**PROVIDED DATA**
Begin
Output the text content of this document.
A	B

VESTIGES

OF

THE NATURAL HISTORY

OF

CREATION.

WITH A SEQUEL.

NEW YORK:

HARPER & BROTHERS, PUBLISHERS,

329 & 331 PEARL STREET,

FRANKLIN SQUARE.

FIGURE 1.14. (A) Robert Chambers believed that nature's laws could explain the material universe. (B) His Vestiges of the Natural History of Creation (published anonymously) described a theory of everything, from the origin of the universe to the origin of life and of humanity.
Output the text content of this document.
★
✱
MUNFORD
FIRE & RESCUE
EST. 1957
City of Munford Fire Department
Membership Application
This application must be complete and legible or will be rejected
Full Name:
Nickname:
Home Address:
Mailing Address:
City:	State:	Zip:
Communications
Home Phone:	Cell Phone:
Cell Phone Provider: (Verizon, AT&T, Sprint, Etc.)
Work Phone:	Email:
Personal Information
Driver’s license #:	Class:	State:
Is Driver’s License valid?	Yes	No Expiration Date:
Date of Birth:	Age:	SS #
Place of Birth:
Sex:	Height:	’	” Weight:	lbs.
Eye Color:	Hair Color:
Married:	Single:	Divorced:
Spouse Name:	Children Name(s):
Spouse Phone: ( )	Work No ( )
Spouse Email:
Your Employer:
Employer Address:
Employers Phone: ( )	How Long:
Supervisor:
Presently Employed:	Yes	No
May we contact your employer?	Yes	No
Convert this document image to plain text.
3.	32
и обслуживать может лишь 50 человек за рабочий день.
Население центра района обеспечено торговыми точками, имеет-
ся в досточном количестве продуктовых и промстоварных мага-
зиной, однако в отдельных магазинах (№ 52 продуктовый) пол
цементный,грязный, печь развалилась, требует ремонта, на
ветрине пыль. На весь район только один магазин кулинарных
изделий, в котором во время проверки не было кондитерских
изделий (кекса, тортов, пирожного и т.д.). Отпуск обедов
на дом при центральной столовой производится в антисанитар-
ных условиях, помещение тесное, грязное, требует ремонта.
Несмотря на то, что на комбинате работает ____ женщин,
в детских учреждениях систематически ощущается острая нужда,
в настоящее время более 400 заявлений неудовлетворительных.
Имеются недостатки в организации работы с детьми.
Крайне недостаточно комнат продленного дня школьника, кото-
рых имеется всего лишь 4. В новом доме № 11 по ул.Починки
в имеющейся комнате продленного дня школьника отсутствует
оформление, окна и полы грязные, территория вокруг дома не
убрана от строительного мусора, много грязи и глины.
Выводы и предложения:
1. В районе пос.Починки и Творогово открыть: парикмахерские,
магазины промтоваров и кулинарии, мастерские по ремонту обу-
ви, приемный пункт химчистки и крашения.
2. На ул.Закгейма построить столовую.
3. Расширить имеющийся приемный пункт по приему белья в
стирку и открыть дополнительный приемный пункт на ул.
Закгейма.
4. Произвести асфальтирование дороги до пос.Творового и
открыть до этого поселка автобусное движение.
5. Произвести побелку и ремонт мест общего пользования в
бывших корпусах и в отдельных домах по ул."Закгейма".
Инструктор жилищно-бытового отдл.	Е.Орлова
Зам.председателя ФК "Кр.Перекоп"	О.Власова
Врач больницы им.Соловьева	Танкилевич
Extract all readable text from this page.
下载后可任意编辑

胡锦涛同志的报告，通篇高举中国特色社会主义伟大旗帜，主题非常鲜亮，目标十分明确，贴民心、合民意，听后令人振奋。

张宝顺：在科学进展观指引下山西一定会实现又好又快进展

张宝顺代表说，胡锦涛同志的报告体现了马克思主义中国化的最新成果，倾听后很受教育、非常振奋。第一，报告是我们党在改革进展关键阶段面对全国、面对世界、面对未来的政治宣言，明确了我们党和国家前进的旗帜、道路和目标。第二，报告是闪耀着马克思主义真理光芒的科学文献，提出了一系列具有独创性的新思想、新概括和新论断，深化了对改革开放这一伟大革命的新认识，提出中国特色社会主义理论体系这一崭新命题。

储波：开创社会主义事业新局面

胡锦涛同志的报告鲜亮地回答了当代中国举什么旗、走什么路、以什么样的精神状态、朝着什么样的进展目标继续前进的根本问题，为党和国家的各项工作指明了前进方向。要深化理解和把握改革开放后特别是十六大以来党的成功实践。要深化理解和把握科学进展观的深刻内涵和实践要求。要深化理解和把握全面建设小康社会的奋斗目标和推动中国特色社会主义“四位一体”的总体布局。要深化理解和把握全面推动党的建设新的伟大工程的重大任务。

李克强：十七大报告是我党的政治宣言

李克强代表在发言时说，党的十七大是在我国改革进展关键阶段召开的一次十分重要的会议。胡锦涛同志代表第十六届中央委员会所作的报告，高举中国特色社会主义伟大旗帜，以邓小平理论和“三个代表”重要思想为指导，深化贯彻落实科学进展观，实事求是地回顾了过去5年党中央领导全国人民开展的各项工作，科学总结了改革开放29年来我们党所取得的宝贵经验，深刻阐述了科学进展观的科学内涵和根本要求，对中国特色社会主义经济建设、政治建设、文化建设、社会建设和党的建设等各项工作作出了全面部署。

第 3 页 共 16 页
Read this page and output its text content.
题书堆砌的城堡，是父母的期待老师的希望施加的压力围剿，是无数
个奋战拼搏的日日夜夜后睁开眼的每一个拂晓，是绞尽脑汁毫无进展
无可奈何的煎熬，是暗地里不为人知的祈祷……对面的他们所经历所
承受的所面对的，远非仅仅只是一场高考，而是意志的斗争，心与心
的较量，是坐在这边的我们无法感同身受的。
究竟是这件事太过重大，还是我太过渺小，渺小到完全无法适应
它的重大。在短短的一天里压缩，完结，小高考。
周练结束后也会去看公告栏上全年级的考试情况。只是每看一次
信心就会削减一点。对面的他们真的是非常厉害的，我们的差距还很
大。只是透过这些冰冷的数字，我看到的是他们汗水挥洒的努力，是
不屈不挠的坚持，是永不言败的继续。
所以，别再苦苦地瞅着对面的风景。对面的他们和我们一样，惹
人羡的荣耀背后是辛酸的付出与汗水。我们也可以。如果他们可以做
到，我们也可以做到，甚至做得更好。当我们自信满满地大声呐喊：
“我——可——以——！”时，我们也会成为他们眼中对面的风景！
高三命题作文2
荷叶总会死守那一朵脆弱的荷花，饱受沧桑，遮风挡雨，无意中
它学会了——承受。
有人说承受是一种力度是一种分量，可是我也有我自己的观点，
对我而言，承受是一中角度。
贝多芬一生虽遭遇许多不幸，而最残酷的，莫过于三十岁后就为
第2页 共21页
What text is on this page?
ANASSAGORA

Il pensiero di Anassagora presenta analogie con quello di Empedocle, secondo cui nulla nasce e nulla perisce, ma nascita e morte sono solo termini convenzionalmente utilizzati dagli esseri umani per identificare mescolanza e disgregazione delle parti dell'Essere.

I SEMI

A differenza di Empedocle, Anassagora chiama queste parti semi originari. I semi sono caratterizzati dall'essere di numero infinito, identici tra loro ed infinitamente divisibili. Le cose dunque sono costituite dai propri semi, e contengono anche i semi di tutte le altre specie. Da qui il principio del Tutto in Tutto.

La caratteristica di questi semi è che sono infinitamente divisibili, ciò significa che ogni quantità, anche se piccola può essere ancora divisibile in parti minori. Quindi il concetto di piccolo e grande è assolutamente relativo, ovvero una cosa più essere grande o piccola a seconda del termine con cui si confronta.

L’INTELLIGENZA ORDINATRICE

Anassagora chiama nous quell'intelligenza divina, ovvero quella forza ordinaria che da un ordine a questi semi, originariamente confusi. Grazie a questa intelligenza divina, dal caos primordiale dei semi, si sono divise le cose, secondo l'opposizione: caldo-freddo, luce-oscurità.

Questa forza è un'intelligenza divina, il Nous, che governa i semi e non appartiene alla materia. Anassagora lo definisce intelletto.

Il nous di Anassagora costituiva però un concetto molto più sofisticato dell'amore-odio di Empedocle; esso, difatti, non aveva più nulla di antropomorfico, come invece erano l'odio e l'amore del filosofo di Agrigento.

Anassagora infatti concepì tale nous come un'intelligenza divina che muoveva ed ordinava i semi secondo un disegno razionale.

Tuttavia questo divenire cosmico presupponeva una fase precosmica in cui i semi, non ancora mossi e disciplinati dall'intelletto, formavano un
End
**WHAT TO PRODUCE**
Using the records above, copy every line that has the word "infinitamente" in it.

**SOLUTION**
A differenza di Empedocle, Anassagora chiama queste parti semi originari. I semi sono caratterizzati dall'essere di numero infinito, identici tra loro ed infinitamente divisibili. Le cose dunque sono costituite dai propri semi, e contengono anche i semi di tutte le altre specie. Da qui il principio del Tutto in Tutto.
La caratteristica di questi semi è che sono infinitamente divisibili, ciò significa che ogni quantità, anche se piccola può essere ancora divisibile in parti minori. Quindi il concetto di piccolo e grande è assolutamente relativo, ovvero una cosa più essere grande o piccola a seconda del termine con cui si confronta.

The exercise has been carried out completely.